#### TASK REQUIREMENTS:
Count the lines containing "image" in the entries underneath, and state that count without anything else.

#### TASK MATERIAL:
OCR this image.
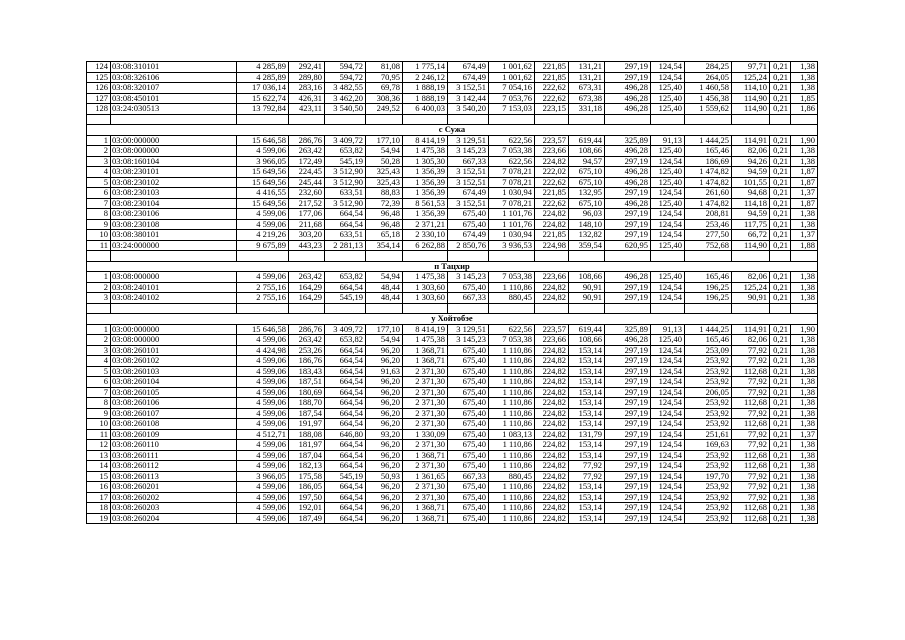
124	03:08:310101	4 285,89	292,41	594,72	81,08	1 775,14	674,49	1 001,62	221,85	131,21	297,19	124,54	284,25	97,71	0,21	1,38
125	03:08:326106	4 285,89	289,80	594,72	70,95	2 246,12	674,49	1 001,62	221,85	131,21	297,19	124,54	264,05	125,24	0,21	1,38
126	03:08:320107	17 036,14	283,16	3 482,55	69,78	1 888,19	3 152,51	7 054,16	222,62	673,31	496,28	125,40	1 460,58	114,10	0,21	1,38
127	03:08:450101	15 622,74	426,31	3 462,20	308,36	1 888,19	3 142,44	7 053,76	222,62	673,38	496,28	125,40	1 456,38	114,90	0,21	1,85
128	03:24:030513	13 792,84	423,11	3 540,50	249,52	6 400,03	3 540,20	7 153,03	223,15	331,18	496,28	125,40	1 559,62	114,90	0,21	1,86

с Сужа																
1	03:00:000000	15 646,58	286,76	3 409,72	177,10	8 414,19	3 129,51	622,56	223,57	619,44	325,89	91,13	1 444,25	114,91	0,21	1,90
2	03:08:000000	4 599,06	263,42	653,82	54,94	1 475,38	3 145,23	7 053,38	223,66	108,66	496,28	125,40	165,46	82,06	0,21	1,38
3	03:08:160104	3 966,05	172,49	545,19	50,28	1 305,30	667,33	622,56	224,82	94,57	297,19	124,54	186,69	94,26	0,21	1,38
4	03:08:230101	15 649,56	224,45	3 512,90	325,43	1 356,39	3 152,51	7 078,21	222,02	675,10	496,28	125,40	1 474,82	94,59	0,21	1,87
5	03:08:230102	15 649,56	245,44	3 512,90	325,43	1 356,39	3 152,51	7 078,21	222,62	675,10	496,28	125,40	1 474,82	101,55	0,21	1,87
6	03:08:230103	4 416,55	232,60	633,51	88,83	1 356,39	674,49	1 030,94	221,85	132,95	297,19	124,54	261,60	94,68	0,21	1,37
7	03:08:230104	15 649,56	217,52	3 512,90	72,39	8 561,53	3 152,51	7 078,21	222,62	675,10	496,28	125,40	1 474,82	114,18	0,21	1,87
8	03:08:230106	4 599,06	177,06	664,54	96,48	1 356,39	675,40	1 101,76	224,82	96,03	297,19	124,54	208,81	94,59	0,21	1,38
9	03:08:230108	4 599,06	211,68	664,54	96,48	2 371,21	675,40	1 101,76	224,82	148,10	297,19	124,54	253,46	117,75	0,21	1,38
10	03:08:380101	4 219,26	303,20	633,51	65,18	2 330,10	674,49	1 030,94	221,85	132,82	297,19	124,54	277,50	66,72	0,21	1,37
11	03:24:000000	9 675,89	443,23	2 281,13	354,14	6 262,88	2 850,76	3 936,53	224,98	359,54	620,95	125,40	752,68	114,90	0,21	1,88

п Тацхир																
1	03:08:000000	4 599,06	263,42	653,82	54,94	1 475,38	3 145,23	7 053,38	223,66	108,66	496,28	125,40	165,46	82,06	0,21	1,38
2	03:08:240101	2 755,16	164,29	664,54	48,44	1 303,60	675,40	1 110,86	224,82	90,91	297,19	124,54	196,25	125,24	0,21	1,38
3	03:08:240102	2 755,16	164,29	545,19	48,44	1 303,60	667,33	880,45	224,82	90,91	297,19	124,54	196,25	90,91	0,21	1,38

у Хойтобэе																
1	03:00:000000	15 646,58	286,76	3 409,72	177,10	8 414,19	3 129,51	622,56	223,57	619,44	325,89	91,13	1 444,25	114,91	0,21	1,90
2	03:08:000000	4 599,06	263,42	653,82	54,94	1 475,38	3 145,23	7 053,38	223,66	108,66	496,28	125,40	165,46	82,06	0,21	1,38
3	03:08:260101	4 424,98	253,26	664,54	96,20	1 368,71	675,40	1 110,86	224,82	153,14	297,19	124,54	253,09	77,92	0,21	1,38
4	03:08:260102	4 599,06	186,76	664,54	96,20	1 368,71	675,40	1 110,86	224,82	153,14	297,19	124,54	253,92	77,92	0,21	1,38
5	03:08:260103	4 599,06	183,43	664,54	91,63	2 371,30	675,40	1 110,86	224,82	153,14	297,19	124,54	253,92	112,68	0,21	1,38
6	03:08:260104	4 599,06	187,51	664,54	96,20	2 371,30	675,40	1 110,86	224,82	153,14	297,19	124,54	253,92	77,92	0,21	1,38
7	03:08:260105	4 599,06	180,69	664,54	96,20	2 371,30	675,40	1 110,86	224,82	153,14	297,19	124,54	206,05	77,92	0,21	1,38
8	03:08:260106	4 599,06	188,70	664,54	96,20	2 371,30	675,40	1 110,86	224,82	153,14	297,19	124,54	253,92	112,68	0,21	1,38
9	03:08:260107	4 599,06	187,54	664,54	96,20	2 371,30	675,40	1 110,86	224,82	153,14	297,19	124,54	253,92	77,92	0,21	1,38
10	03:08:260108	4 599,06	191,97	664,54	96,20	2 371,30	675,40	1 110,86	224,82	153,14	297,19	124,54	253,92	112,68	0,21	1,38
11	03:08:260109	4 512,71	188,08	646,80	93,20	1 330,09	675,40	1 083,13	224,82	131,79	297,19	124,54	251,61	77,92	0,21	1,37
12	03:08:260110	4 599,06	181,97	664,54	96,20	2 371,30	675,40	1 110,86	224,82	153,14	297,19	124,54	169,63	77,92	0,21	1,38
13	03:08:260111	4 599,06	187,04	664,54	96,20	1 368,71	675,40	1 110,86	224,82	153,14	297,19	124,54	253,92	112,68	0,21	1,38
14	03:08:260112	4 599,06	182,13	664,54	96,20	2 371,30	675,40	1 110,86	224,82	77,92	297,19	124,54	253,92	112,68	0,21	1,38
15	03:08:260113	3 966,05	175,58	545,19	50,93	1 361,65	667,33	880,45	224,82	77,92	297,19	124,54	197,70	77,92	0,21	1,38
16	03:08:260201	4 599,06	186,05	664,54	96,20	2 371,30	675,40	1 110,86	224,82	153,14	297,19	124,54	253,92	77,92	0,21	1,38
17	03:08:260202	4 599,06	197,50	664,54	96,20	2 371,30	675,40	1 110,86	224,82	153,14	297,19	124,54	253,92	77,92	0,21	1,38
18	03:08:260203	4 599,06	192,01	664,54	96,20	1 368,71	675,40	1 110,86	224,82	153,14	297,19	124,54	253,92	112,68	0,21	1,38
19	03:08:260204	4 599,06	187,49	664,54	96,20	1 368,71	675,40	1 110,86	224,82	153,14	297,19	124,54	253,92	112,68	0,21	1,38
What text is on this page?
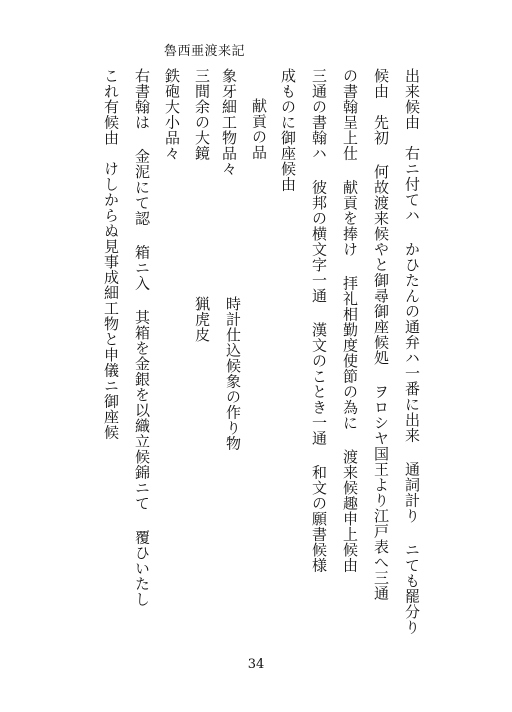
魯西亜渡来記
出来候由　右ニ付てハ かひたんの通弁ハ一番に出来 通詞計り ニても罷分り
候由　先初 何故渡来候やと御尋御座候処 ヲロシヤ国王より江戸表へ三通
の書翰呈上仕 献貢を捧け 拝礼相勤度使節の為に 渡来候趣申上候由
三通の書翰ハ 彼邦の横文字一通 漢文のことき一通 和文の願書候様
成ものに御座候由
献貢の品
象牙細工物品々
時計仕込候象の作り物
三間余の大鏡
猟虎皮
鉄砲大小品々
右書翰は 金泥にて認 箱ニ入 其箱を金銀を以織立候錦ニて 覆ひいたし
これ有候由　けしからぬ見事成細工物と申儀ニ御座候
34
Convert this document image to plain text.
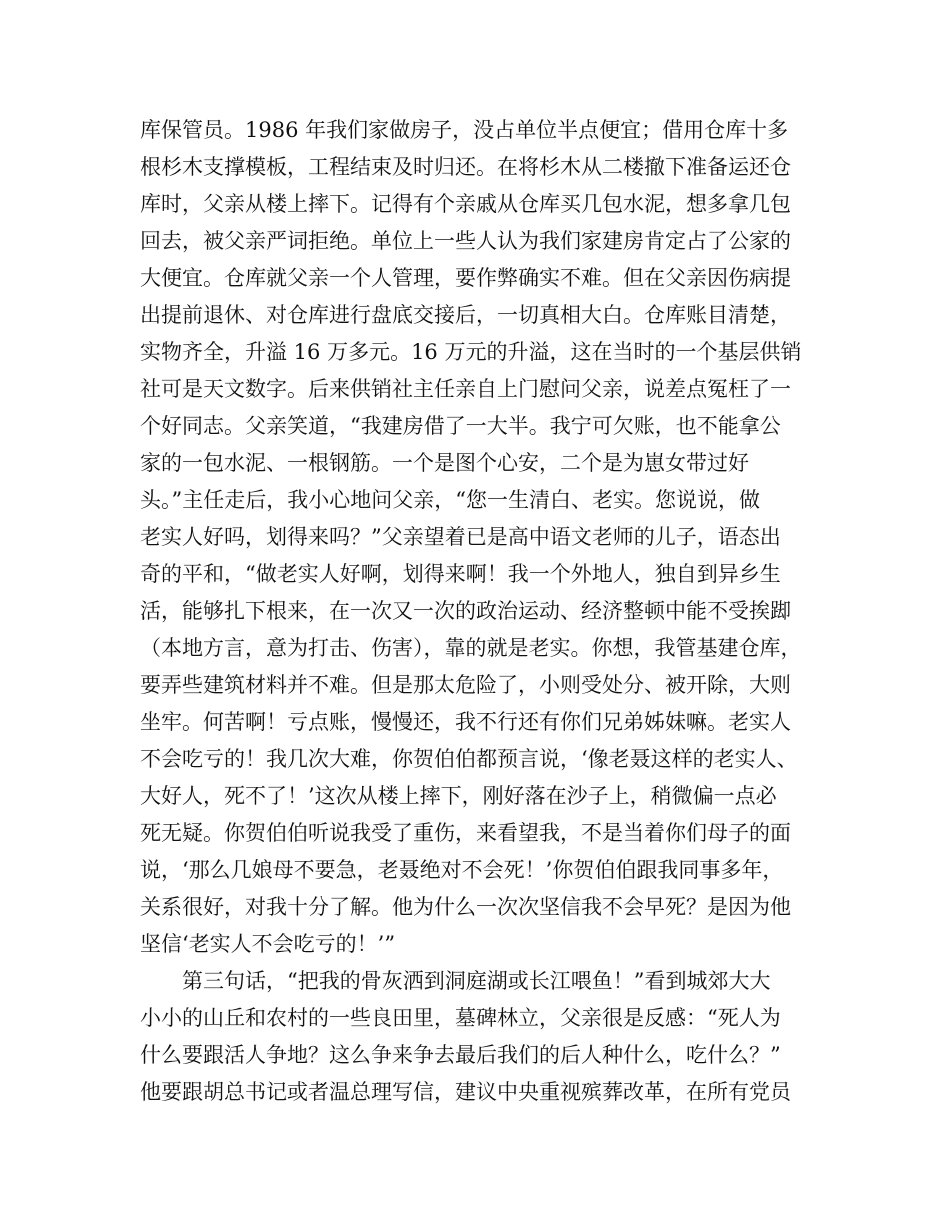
库保管员。1986 年我们家做房子，没占单位半点便宜；借用仓库十多
根杉木支撑模板，工程结束及时归还。在将杉木从二楼撤下准备运还仓
库时，父亲从楼上摔下。记得有个亲戚从仓库买几包水泥，想多拿几包
回去，被父亲严词拒绝。单位上一些人认为我们家建房肯定占了公家的
大便宜。仓库就父亲一个人管理，要作弊确实不难。但在父亲因伤病提
出提前退休、对仓库进行盘底交接后，一切真相大白。仓库账目清楚，
实物齐全，升溢 16 万多元。16 万元的升溢，这在当时的一个基层供销
社可是天文数字。后来供销社主任亲自上门慰问父亲，说差点冤枉了一
个好同志。父亲笑道，“我建房借了一大半。我宁可欠账，也不能拿公
家的一包水泥、一根钢筋。一个是图个心安，二个是为崽女带过好
头。”主任走后，我小心地问父亲，“您一生清白、老实。您说说，做
老实人好吗，划得来吗？”父亲望着已是高中语文老师的儿子，语态出
奇的平和，“做老实人好啊，划得来啊！我一个外地人，独自到异乡生
活，能够扎下根来，在一次又一次的政治运动、经济整顿中能不受挨踋
（本地方言，意为打击、伤害），靠的就是老实。你想，我管基建仓库，
要弄些建筑材料并不难。但是那太危险了，小则受处分、被开除，大则
坐牢。何苦啊！亏点账，慢慢还，我不行还有你们兄弟姊妹嘛。老实人
不会吃亏的！我几次大难，你贺伯伯都预言说，‘像老聂这样的老实人、
大好人，死不了！’这次从楼上摔下，刚好落在沙子上，稍微偏一点必
死无疑。你贺伯伯听说我受了重伤，来看望我，不是当着你们母子的面
说，‘那么几娘母不要急，老聂绝对不会死！’你贺伯伯跟我同事多年，
关系很好，对我十分了解。他为什么一次次坚信我不会早死？是因为他
坚信‘老实人不会吃亏的！’”
　　第三句话，“把我的骨灰洒到洞庭湖或长江喂鱼！”看到城郊大大
小小的山丘和农村的一些良田里，墓碑林立，父亲很是反感：“死人为
什么要跟活人争地？这么争来争去最后我们的后人种什么，吃什么？”
他要跟胡总书记或者温总理写信，建议中央重视殡葬改革，在所有党员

#### SOLUTION:
2